[Extracted records]
= = =

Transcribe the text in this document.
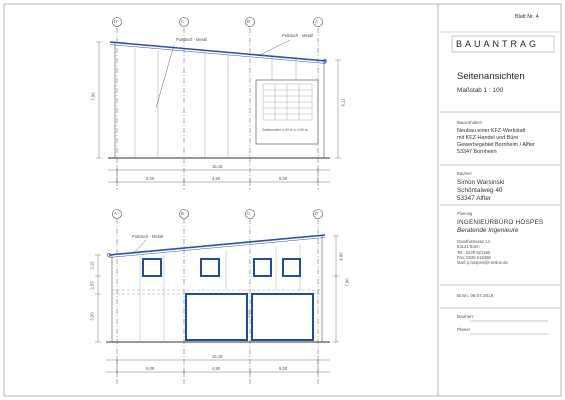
Blatt Nr. 4
D	C	B	A
Pultdach - Metall
Pultdach - Metall
Sektionaltor 4,00 m x 4,00 m
7,90
6,11
15,15
5,00	4,90	5,00
A	B	C	D
Pultdach - Metall
2,15
2,55
3,00
4,80
7,90
3,15
15,15
5,00	4,90	5,00
BAUANTRAG
Seitenansichten
Maßstab 1 : 100
Bauvorhaben
Neubau einer KFZ-Werkstatt
mit KFZ-Handel und Büro
Gewerbegebiet Bornheim / Alfter
53347 Bornheim
Bauherr
Simon Warsinski
Schöntalweg 40
53347 Alfter
Planung
INGENIEURBÜRO HOSPES
Beratende Ingenieure
Gandhistrasse 14
53121 Bonn
Tel.: 0228 621196
Fax: 0228 616468
Mail: p.hospes@t-online.de
Bonn, 06.07.2016
Bauherr
Planer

= = =

Where does the word "Alfter" appear in the listing? List each line that holds it.

Gewerbegebiet Bornheim / Alfter
53347 Alfter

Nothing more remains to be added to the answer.